▶ Extract
================================

By Thomas O. Davenport and Stephen D. Harding
In one study of manager roles, a participant used an automotive metaphor to describe his job:
“I try to keep things running smoothly. Basically, we have this really high-powered technical engine — a Maserati — and when you see that Maserati running and racing and really impressive, you don’t see me driving it, you don’t see me as the car or the engine. I’m the mechanic that comes in at night that does the tune-ups so that the next day it’s running smooth.”
This idea conjures up images of high performance and winning races, themes consistent with the manager’s contribution to organizational effectiveness and competitive success. But notice that the manager-as-mechanic, who makes sure the machine runs flawlessly, works so subtly that he makes his contribution not only off-hours, but also offstage.
This metaphor reminds us of the idea that, for a host of reasons, 21st Century managers must do what they do away from center stage. With this in mind, we might also think of the effective manager as:
- Sculptor, crafting job roles that fit both individual needs and organizational requirements.
- Catalyst, initiating action in the workplace but doing so without direct involvement.
- Conductor, orchestrating the efforts of others and the environment in which they perform for maximum effect, while not actually playing the music
- Broker, acquiring resources and creating internal and external relationships that make people more effective.
These forms of manager behavior don’t just produce good feelings among employees, nor do they merely improve a manager’s ability to contribute to strategic success. Ultimately, they represent the only feasible approaches for responding to the inherent ambivalence people harbor toward leaders.

================================

▶ What you need to do
1. In the passage on manager roles:
(a) Which car does the study participant name?
(b) When does the mechanic come in to do the tune-ups?
(c) Which manager role is described as orchestrating the efforts of others while not actually playing the music?
2. Can you repeat the passage on manager roles word for word, from "- Conductor, orchestrating" to "people more effective."?

▶ Entries provided
================================

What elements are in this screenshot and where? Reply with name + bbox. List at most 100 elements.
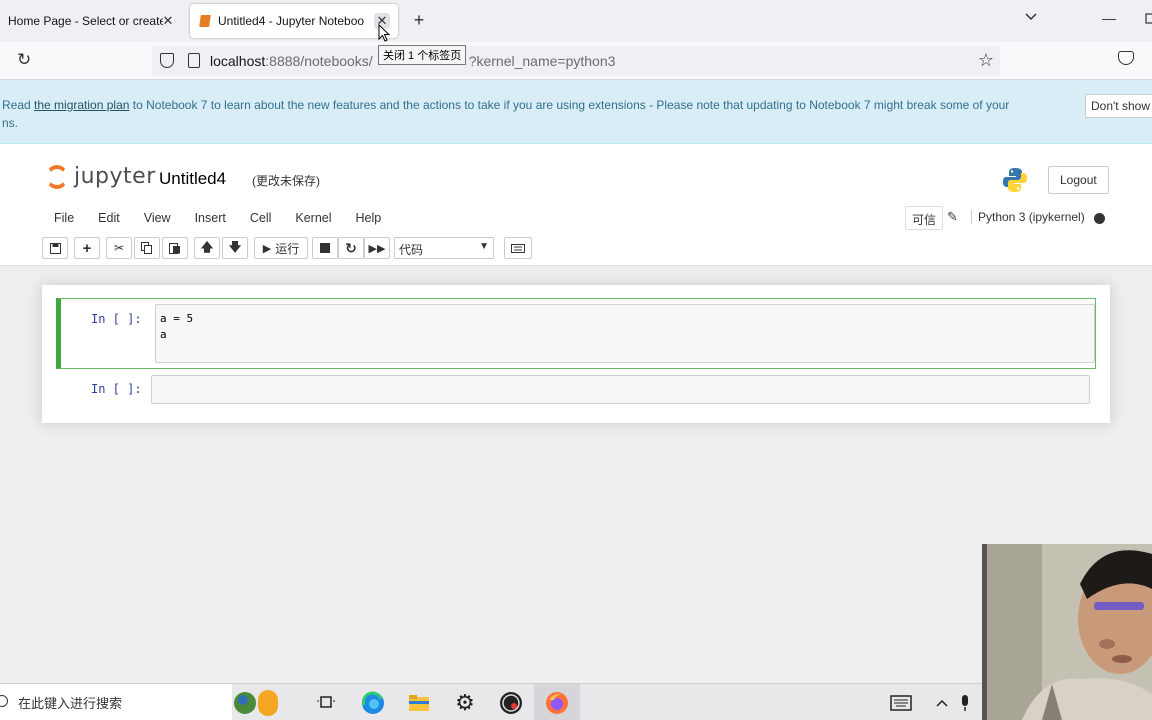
chevron-down-icon: ▼ <box>479 241 489 252</box>
edge-browser-icon[interactable] <box>360 690 386 716</box>
menu-bar: File Edit View Insert Cell Kernel Help 可… <box>42 204 1110 232</box>
firefox-icon[interactable] <box>544 690 570 716</box>
kernel-status-icon <box>1094 213 1105 224</box>
save-status: (更改未保存) <box>252 174 320 188</box>
menu-help[interactable]: Help <box>344 211 394 225</box>
browser-tab-strip: Home Page - Select or create ✕ Untitled4… <box>0 0 1152 42</box>
scissors-icon: ✂ <box>113 241 125 255</box>
settings-gear-icon[interactable]: ⚙ <box>452 690 478 716</box>
paste-button[interactable] <box>162 237 188 259</box>
bookmark-star-icon[interactable]: ☆ <box>978 50 994 71</box>
task-view-icon[interactable] <box>313 690 339 716</box>
banner-body-line2: ns. <box>2 116 19 130</box>
reload-icon[interactable]: ↻ <box>17 50 31 70</box>
shield-icon[interactable] <box>160 53 174 68</box>
code-editor[interactable]: a = 5 a <box>155 304 1095 363</box>
code-line: a <box>160 328 167 341</box>
tab-title: Untitled4 - Jupyter Noteboo <box>218 14 365 28</box>
keyboard-icon <box>511 243 525 253</box>
tab-list-chevron-down-icon[interactable] <box>1024 10 1038 27</box>
arrow-up-icon: 🡅 <box>200 239 214 254</box>
windows-taskbar: 在此键入进行搜索 ⚙ <box>0 683 1152 720</box>
banner-body: to Notebook 7 to learn about the new fea… <box>129 98 1010 112</box>
menu-insert[interactable]: Insert <box>183 211 238 225</box>
move-down-button[interactable]: 🡇 <box>222 237 248 259</box>
restart-run-all-button[interactable]: ▶▶ <box>364 237 390 259</box>
migration-banner: Read the migration plan to Notebook 7 to… <box>0 80 1152 144</box>
code-line: a = 5 <box>160 312 194 325</box>
interrupt-button[interactable] <box>312 237 338 259</box>
code-editor[interactable] <box>151 375 1090 404</box>
paste-icon <box>169 243 180 254</box>
menu-view[interactable]: View <box>132 211 183 225</box>
banner-prefix: Read <box>2 98 35 112</box>
close-tab-tooltip: 关闭 1 个标签页 <box>378 45 467 65</box>
obs-studio-icon[interactable] <box>498 690 524 716</box>
save-icon <box>49 242 61 254</box>
menu-kernel[interactable]: Kernel <box>283 211 343 225</box>
tab-home-page[interactable]: Home Page - Select or create ✕ <box>0 4 186 38</box>
cell-prompt: In [ ]: <box>91 312 142 326</box>
copy-icon <box>141 242 152 254</box>
search-icon <box>0 695 8 707</box>
microphone-icon[interactable] <box>952 690 978 716</box>
jupyter-ring-icon <box>46 164 68 189</box>
tab-untitled4[interactable]: Untitled4 - Jupyter Noteboo ✕ <box>190 4 398 38</box>
stop-icon <box>320 243 330 253</box>
edit-pencil-icon[interactable]: ✎ <box>947 209 958 225</box>
tab-title: Home Page - Select or create <box>8 14 163 28</box>
jupyter-header: jupyter Untitled4 (更改未保存) Logout File Ed… <box>0 144 1152 266</box>
dont-show-again-button[interactable]: Don't show a <box>1085 94 1152 118</box>
news-widget-icon[interactable] <box>234 690 278 716</box>
kernel-name[interactable]: Python 3 (ipykernel) <box>971 210 1085 224</box>
keyboard-layout-icon[interactable] <box>888 690 914 716</box>
pocket-icon[interactable] <box>1118 51 1134 65</box>
restore-icon[interactable] <box>1144 12 1152 28</box>
presenter-video-image <box>982 544 1152 720</box>
command-palette-button[interactable] <box>504 237 532 259</box>
save-button[interactable] <box>42 237 68 259</box>
python-logo-icon <box>1001 166 1029 194</box>
menu-edit[interactable]: Edit <box>86 211 132 225</box>
code-cell-selected[interactable]: In [ ]: a = 5 a <box>56 298 1096 369</box>
play-icon: ▶ <box>262 242 272 255</box>
fast-forward-icon: ▶▶ <box>368 242 386 255</box>
menu-file[interactable]: File <box>42 211 86 225</box>
copy-button[interactable] <box>134 237 160 259</box>
menu-cell[interactable]: Cell <box>238 211 284 225</box>
notebook-favicon-icon <box>199 15 211 27</box>
cut-button[interactable]: ✂ <box>106 237 132 259</box>
run-button[interactable]: ▶ 运行 <box>254 237 308 259</box>
logout-button[interactable]: Logout <box>1048 166 1109 194</box>
restart-icon: ↻ <box>345 239 357 256</box>
url-path: :8888/notebooks/ <box>265 53 373 69</box>
insert-cell-button[interactable]: + <box>74 237 100 259</box>
webcam-overlay <box>982 544 1152 720</box>
cell-type-select[interactable]: 代码 ▼ <box>394 237 494 259</box>
address-bar[interactable]: localhost:8888/notebooks/?kernel_name=py… <box>152 46 1000 76</box>
move-up-button[interactable]: 🡅 <box>194 237 220 259</box>
close-icon[interactable]: ✕ <box>160 13 176 29</box>
run-label: 运行 <box>275 241 300 256</box>
page-info-icon[interactable] <box>188 53 200 68</box>
notebook-container: In [ ]: a = 5 a In [ ]: <box>42 285 1110 423</box>
logo-text: jupyter <box>74 164 156 189</box>
migration-plan-link[interactable]: the migration plan <box>34 98 129 112</box>
notebook-name[interactable]: Untitled4 <box>159 169 226 189</box>
cell-prompt: In [ ]: <box>91 382 142 396</box>
code-cell[interactable]: In [ ]: <box>56 374 1096 406</box>
mouse-cursor-icon <box>378 23 391 45</box>
search-placeholder: 在此键入进行搜索 <box>18 696 123 711</box>
new-tab-plus-icon[interactable]: + <box>409 10 429 31</box>
banner-message: Read the migration plan to Notebook 7 to… <box>2 96 1062 132</box>
restart-kernel-button[interactable]: ↻ <box>338 237 364 259</box>
file-explorer-icon[interactable] <box>406 690 432 716</box>
minimize-icon[interactable]: — <box>1102 10 1116 26</box>
browser-nav-bar: ↻ localhost:8888/notebooks/?kernel_name=… <box>0 42 1152 80</box>
arrow-down-icon: 🡇 <box>228 239 242 254</box>
taskbar-search-box[interactable]: 在此键入进行搜索 <box>0 684 232 720</box>
jupyter-logo[interactable]: jupyter <box>46 164 156 189</box>
trusted-indicator[interactable]: 可信 <box>905 206 944 230</box>
url-host: localhost <box>210 53 266 69</box>
cell-type-value: 代码 <box>399 243 424 257</box>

================================

▶ Final results
1.
(a) A Maserati.
(b) At night.
(c) Conductor.

2.
- Conductor, orchestrating the efforts of others and the environment in which they perform for maximum effect, while not actually playing the music
- Broker, acquiring resources and creating internal and external relationships that make people more effective.